LISTING:
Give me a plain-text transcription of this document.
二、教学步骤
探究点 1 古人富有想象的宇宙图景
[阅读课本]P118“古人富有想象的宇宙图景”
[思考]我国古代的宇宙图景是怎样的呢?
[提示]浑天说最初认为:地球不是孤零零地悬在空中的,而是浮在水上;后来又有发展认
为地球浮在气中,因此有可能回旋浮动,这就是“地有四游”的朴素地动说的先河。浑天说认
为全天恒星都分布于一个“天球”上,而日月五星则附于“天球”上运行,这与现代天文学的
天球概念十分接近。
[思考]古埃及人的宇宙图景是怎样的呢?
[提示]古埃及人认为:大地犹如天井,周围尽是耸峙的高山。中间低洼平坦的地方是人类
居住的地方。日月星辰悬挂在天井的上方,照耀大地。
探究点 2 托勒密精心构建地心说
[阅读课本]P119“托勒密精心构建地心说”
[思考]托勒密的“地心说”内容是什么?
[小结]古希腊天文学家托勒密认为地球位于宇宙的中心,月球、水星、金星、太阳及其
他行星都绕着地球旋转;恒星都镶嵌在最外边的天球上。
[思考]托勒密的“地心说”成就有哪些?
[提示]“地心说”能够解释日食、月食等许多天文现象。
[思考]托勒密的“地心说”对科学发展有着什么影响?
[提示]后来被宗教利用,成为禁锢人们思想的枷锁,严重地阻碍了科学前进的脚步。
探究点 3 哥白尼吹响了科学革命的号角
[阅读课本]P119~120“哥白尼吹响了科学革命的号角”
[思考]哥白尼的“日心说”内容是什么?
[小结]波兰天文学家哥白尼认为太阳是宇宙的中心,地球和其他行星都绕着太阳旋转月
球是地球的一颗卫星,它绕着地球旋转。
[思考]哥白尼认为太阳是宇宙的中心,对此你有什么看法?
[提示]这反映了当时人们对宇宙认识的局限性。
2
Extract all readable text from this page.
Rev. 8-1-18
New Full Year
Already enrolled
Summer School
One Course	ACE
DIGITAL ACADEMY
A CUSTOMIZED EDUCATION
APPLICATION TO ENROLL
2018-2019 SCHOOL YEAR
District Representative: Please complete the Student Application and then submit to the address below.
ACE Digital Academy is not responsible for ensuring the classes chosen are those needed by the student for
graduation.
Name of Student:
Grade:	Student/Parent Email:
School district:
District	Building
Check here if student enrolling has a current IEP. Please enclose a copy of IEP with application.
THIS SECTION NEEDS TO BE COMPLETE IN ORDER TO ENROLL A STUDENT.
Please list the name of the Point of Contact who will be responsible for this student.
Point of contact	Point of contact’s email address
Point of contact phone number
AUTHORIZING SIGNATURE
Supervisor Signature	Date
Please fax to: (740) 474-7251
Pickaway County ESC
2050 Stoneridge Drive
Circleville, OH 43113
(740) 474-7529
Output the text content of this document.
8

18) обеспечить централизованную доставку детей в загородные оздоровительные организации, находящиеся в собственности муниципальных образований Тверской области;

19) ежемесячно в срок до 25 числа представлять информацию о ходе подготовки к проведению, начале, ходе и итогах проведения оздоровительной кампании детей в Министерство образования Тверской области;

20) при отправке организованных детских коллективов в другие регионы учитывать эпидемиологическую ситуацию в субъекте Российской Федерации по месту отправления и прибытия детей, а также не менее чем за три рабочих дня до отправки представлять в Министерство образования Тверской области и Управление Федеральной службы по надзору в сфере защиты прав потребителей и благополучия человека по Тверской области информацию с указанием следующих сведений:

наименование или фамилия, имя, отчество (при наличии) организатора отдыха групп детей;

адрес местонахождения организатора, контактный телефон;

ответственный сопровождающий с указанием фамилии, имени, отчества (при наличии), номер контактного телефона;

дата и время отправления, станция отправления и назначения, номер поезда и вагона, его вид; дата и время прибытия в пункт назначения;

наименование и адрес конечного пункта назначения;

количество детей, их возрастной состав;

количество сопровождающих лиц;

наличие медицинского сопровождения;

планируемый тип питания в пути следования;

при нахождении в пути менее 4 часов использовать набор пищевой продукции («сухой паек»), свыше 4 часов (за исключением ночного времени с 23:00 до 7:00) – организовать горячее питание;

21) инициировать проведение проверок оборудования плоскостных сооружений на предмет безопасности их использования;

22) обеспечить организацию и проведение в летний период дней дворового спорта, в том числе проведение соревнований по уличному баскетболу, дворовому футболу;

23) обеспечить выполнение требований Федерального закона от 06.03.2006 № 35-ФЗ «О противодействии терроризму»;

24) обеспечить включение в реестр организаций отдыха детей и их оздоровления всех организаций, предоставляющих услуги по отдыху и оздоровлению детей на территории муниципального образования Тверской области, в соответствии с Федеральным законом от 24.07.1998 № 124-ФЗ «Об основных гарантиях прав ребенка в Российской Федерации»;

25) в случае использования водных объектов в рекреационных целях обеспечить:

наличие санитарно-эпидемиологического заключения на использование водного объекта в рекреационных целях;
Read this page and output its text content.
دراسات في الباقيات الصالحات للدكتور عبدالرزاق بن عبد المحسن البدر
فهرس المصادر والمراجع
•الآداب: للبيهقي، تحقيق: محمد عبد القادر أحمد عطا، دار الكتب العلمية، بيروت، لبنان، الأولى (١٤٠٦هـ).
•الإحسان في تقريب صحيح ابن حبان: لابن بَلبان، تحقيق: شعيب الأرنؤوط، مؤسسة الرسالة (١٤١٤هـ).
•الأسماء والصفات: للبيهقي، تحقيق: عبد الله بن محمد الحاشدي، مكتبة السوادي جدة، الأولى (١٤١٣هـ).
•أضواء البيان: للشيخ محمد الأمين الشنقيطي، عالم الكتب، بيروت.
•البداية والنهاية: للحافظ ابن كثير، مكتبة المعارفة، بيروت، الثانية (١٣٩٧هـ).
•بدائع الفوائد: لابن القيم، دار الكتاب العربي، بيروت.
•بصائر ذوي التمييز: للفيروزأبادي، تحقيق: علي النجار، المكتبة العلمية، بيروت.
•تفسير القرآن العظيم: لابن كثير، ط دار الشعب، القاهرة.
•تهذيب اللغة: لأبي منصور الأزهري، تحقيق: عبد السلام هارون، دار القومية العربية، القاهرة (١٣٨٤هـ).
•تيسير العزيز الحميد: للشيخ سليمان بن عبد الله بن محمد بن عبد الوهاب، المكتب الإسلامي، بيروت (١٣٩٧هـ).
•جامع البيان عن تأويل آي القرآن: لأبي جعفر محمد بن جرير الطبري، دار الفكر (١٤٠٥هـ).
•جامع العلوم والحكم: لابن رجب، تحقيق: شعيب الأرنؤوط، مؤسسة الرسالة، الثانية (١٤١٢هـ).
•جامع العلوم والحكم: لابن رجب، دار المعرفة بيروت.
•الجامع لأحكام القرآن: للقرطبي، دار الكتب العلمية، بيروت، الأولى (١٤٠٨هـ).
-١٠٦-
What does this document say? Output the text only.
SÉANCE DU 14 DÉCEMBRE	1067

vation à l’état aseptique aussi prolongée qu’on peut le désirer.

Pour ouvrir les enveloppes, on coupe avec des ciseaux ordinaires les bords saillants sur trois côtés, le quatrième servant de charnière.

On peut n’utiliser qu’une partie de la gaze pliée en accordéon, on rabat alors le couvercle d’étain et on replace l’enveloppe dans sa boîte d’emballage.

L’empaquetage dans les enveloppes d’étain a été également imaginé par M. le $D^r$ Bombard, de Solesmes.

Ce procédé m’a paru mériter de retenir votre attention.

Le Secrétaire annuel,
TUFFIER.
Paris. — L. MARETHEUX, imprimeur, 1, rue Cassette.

STATED EXERCISE:
Once more, set down the full listing, verbatim.

OUTPUT FOR THIS TASK:
Give me a plain-text transcription of this document.
二、教学步骤
探究点 1 古人富有想象的宇宙图景
[阅读课本]P118“古人富有想象的宇宙图景”
[思考]我国古代的宇宙图景是怎样的呢?
[提示]浑天说最初认为:地球不是孤零零地悬在空中的,而是浮在水上;后来又有发展认
为地球浮在气中,因此有可能回旋浮动,这就是“地有四游”的朴素地动说的先河。浑天说认
为全天恒星都分布于一个“天球”上,而日月五星则附于“天球”上运行,这与现代天文学的
天球概念十分接近。
[思考]古埃及人的宇宙图景是怎样的呢?
[提示]古埃及人认为:大地犹如天井,周围尽是耸峙的高山。中间低洼平坦的地方是人类
居住的地方。日月星辰悬挂在天井的上方,照耀大地。
探究点 2 托勒密精心构建地心说
[阅读课本]P119“托勒密精心构建地心说”
[思考]托勒密的“地心说”内容是什么?
[小结]古希腊天文学家托勒密认为地球位于宇宙的中心,月球、水星、金星、太阳及其
他行星都绕着地球旋转;恒星都镶嵌在最外边的天球上。
[思考]托勒密的“地心说”成就有哪些?
[提示]“地心说”能够解释日食、月食等许多天文现象。
[思考]托勒密的“地心说”对科学发展有着什么影响?
[提示]后来被宗教利用,成为禁锢人们思想的枷锁,严重地阻碍了科学前进的脚步。
探究点 3 哥白尼吹响了科学革命的号角
[阅读课本]P119~120“哥白尼吹响了科学革命的号角”
[思考]哥白尼的“日心说”内容是什么?
[小结]波兰天文学家哥白尼认为太阳是宇宙的中心,地球和其他行星都绕着太阳旋转月
球是地球的一颗卫星,它绕着地球旋转。
[思考]哥白尼认为太阳是宇宙的中心,对此你有什么看法?
[提示]这反映了当时人们对宇宙认识的局限性。
2
Extract all readable text from this page.
Rev. 8-1-18
New Full Year
Already enrolled
Summer School
One Course	ACE
DIGITAL ACADEMY
A CUSTOMIZED EDUCATION
APPLICATION TO ENROLL
2018-2019 SCHOOL YEAR
District Representative: Please complete the Student Application and then submit to the address below.
ACE Digital Academy is not responsible for ensuring the classes chosen are those needed by the student for
graduation.
Name of Student:
Grade:	Student/Parent Email:
School district:
District	Building
Check here if student enrolling has a current IEP. Please enclose a copy of IEP with application.
THIS SECTION NEEDS TO BE COMPLETE IN ORDER TO ENROLL A STUDENT.
Please list the name of the Point of Contact who will be responsible for this student.
Point of contact	Point of contact’s email address
Point of contact phone number
AUTHORIZING SIGNATURE
Supervisor Signature	Date
Please fax to: (740) 474-7251
Pickaway County ESC
2050 Stoneridge Drive
Circleville, OH 43113
(740) 474-7529
Output the text content of this document.
8

18) обеспечить централизованную доставку детей в загородные оздоровительные организации, находящиеся в собственности муниципальных образований Тверской области;

19) ежемесячно в срок до 25 числа представлять информацию о ходе подготовки к проведению, начале, ходе и итогах проведения оздоровительной кампании детей в Министерство образования Тверской области;

20) при отправке организованных детских коллективов в другие регионы учитывать эпидемиологическую ситуацию в субъекте Российской Федерации по месту отправления и прибытия детей, а также не менее чем за три рабочих дня до отправки представлять в Министерство образования Тверской области и Управление Федеральной службы по надзору в сфере защиты прав потребителей и благополучия человека по Тверской области информацию с указанием следующих сведений:

наименование или фамилия, имя, отчество (при наличии) организатора отдыха групп детей;

адрес местонахождения организатора, контактный телефон;

ответственный сопровождающий с указанием фамилии, имени, отчества (при наличии), номер контактного телефона;

дата и время отправления, станция отправления и назначения, номер поезда и вагона, его вид; дата и время прибытия в пункт назначения;

наименование и адрес конечного пункта назначения;

количество детей, их возрастной состав;

количество сопровождающих лиц;

наличие медицинского сопровождения;

планируемый тип питания в пути следования;

при нахождении в пути менее 4 часов использовать набор пищевой продукции («сухой паек»), свыше 4 часов (за исключением ночного времени с 23:00 до 7:00) – организовать горячее питание;

21) инициировать проведение проверок оборудования плоскостных сооружений на предмет безопасности их использования;

22) обеспечить организацию и проведение в летний период дней дворового спорта, в том числе проведение соревнований по уличному баскетболу, дворовому футболу;

23) обеспечить выполнение требований Федерального закона от 06.03.2006 № 35-ФЗ «О противодействии терроризму»;

24) обеспечить включение в реестр организаций отдыха детей и их оздоровления всех организаций, предоставляющих услуги по отдыху и оздоровлению детей на территории муниципального образования Тверской области, в соответствии с Федеральным законом от 24.07.1998 № 124-ФЗ «Об основных гарантиях прав ребенка в Российской Федерации»;

25) в случае использования водных объектов в рекреационных целях обеспечить:

наличие санитарно-эпидемиологического заключения на использование водного объекта в рекреационных целях;
Read this page and output its text content.
دراسات في الباقيات الصالحات للدكتور عبدالرزاق بن عبد المحسن البدر
فهرس المصادر والمراجع
•الآداب: للبيهقي، تحقيق: محمد عبد القادر أحمد عطا، دار الكتب العلمية، بيروت، لبنان، الأولى (١٤٠٦هـ).
•الإحسان في تقريب صحيح ابن حبان: لابن بَلبان، تحقيق: شعيب الأرنؤوط، مؤسسة الرسالة (١٤١٤هـ).
•الأسماء والصفات: للبيهقي، تحقيق: عبد الله بن محمد الحاشدي، مكتبة السوادي جدة، الأولى (١٤١٣هـ).
•أضواء البيان: للشيخ محمد الأمين الشنقيطي، عالم الكتب، بيروت.
•البداية والنهاية: للحافظ ابن كثير، مكتبة المعارفة، بيروت، الثانية (١٣٩٧هـ).
•بدائع الفوائد: لابن القيم، دار الكتاب العربي، بيروت.
•بصائر ذوي التمييز: للفيروزأبادي، تحقيق: علي النجار، المكتبة العلمية، بيروت.
•تفسير القرآن العظيم: لابن كثير، ط دار الشعب، القاهرة.
•تهذيب اللغة: لأبي منصور الأزهري، تحقيق: عبد السلام هارون، دار القومية العربية، القاهرة (١٣٨٤هـ).
•تيسير العزيز الحميد: للشيخ سليمان بن عبد الله بن محمد بن عبد الوهاب، المكتب الإسلامي، بيروت (١٣٩٧هـ).
•جامع البيان عن تأويل آي القرآن: لأبي جعفر محمد بن جرير الطبري، دار الفكر (١٤٠٥هـ).
•جامع العلوم والحكم: لابن رجب، تحقيق: شعيب الأرنؤوط، مؤسسة الرسالة، الثانية (١٤١٢هـ).
•جامع العلوم والحكم: لابن رجب، دار المعرفة بيروت.
•الجامع لأحكام القرآن: للقرطبي، دار الكتب العلمية، بيروت، الأولى (١٤٠٨هـ).
-١٠٦-
What does this document say? Output the text only.
SÉANCE DU 14 DÉCEMBRE	1067

vation à l’état aseptique aussi prolongée qu’on peut le désirer.

Pour ouvrir les enveloppes, on coupe avec des ciseaux ordinaires les bords saillants sur trois côtés, le quatrième servant de charnière.

On peut n’utiliser qu’une partie de la gaze pliée en accordéon, on rabat alors le couvercle d’étain et on replace l’enveloppe dans sa boîte d’emballage.

L’empaquetage dans les enveloppes d’étain a été également imaginé par M. le $D^r$ Bombard, de Solesmes.

Ce procédé m’a paru mériter de retenir votre attention.

Le Secrétaire annuel,
TUFFIER.
Paris. — L. MARETHEUX, imprimeur, 1, rue Cassette.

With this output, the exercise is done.